━━━ Given data
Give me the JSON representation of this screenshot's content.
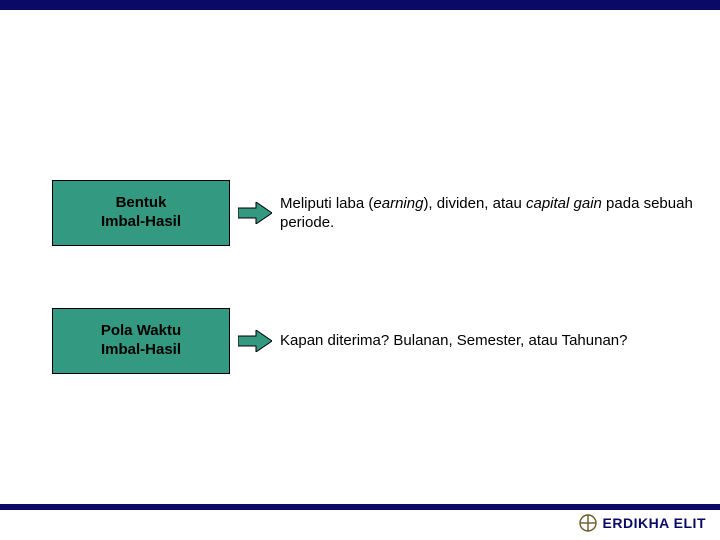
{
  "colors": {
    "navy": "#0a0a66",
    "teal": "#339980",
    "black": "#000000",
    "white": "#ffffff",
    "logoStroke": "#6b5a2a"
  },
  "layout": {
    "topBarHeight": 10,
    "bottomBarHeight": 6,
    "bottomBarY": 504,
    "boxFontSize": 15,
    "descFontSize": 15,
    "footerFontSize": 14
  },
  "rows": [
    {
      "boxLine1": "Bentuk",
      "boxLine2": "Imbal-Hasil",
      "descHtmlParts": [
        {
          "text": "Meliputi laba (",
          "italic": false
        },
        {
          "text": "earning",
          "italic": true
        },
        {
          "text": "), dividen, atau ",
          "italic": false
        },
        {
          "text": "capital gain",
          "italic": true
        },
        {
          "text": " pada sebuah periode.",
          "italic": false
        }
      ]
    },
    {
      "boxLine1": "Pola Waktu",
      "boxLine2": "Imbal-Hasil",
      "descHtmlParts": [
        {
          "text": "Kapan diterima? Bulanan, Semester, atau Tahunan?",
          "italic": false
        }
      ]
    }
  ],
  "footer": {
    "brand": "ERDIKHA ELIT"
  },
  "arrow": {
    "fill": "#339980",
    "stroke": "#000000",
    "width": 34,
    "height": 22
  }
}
━━━━━━
━━━ Given data
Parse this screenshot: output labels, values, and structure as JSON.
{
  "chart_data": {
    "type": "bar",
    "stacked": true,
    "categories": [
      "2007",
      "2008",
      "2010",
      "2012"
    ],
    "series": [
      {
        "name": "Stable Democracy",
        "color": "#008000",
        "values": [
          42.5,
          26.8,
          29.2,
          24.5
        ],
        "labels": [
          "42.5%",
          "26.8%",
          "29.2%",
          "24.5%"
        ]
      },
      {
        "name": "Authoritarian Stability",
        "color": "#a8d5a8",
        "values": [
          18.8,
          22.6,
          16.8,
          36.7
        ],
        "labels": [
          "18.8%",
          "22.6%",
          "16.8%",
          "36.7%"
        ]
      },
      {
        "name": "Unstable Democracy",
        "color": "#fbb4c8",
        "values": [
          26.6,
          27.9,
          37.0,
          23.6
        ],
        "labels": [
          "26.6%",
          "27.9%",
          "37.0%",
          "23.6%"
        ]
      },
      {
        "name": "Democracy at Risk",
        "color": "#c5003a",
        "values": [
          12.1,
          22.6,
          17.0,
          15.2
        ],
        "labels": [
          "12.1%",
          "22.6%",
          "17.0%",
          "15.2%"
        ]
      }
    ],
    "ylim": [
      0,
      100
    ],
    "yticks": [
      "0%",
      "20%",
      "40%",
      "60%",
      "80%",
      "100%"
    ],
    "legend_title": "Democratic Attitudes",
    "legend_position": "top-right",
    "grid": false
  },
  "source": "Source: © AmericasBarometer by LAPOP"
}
━━━━━━
Tally the lines of the listing that include "text". Reply with nothing but the count.

Correct output: 6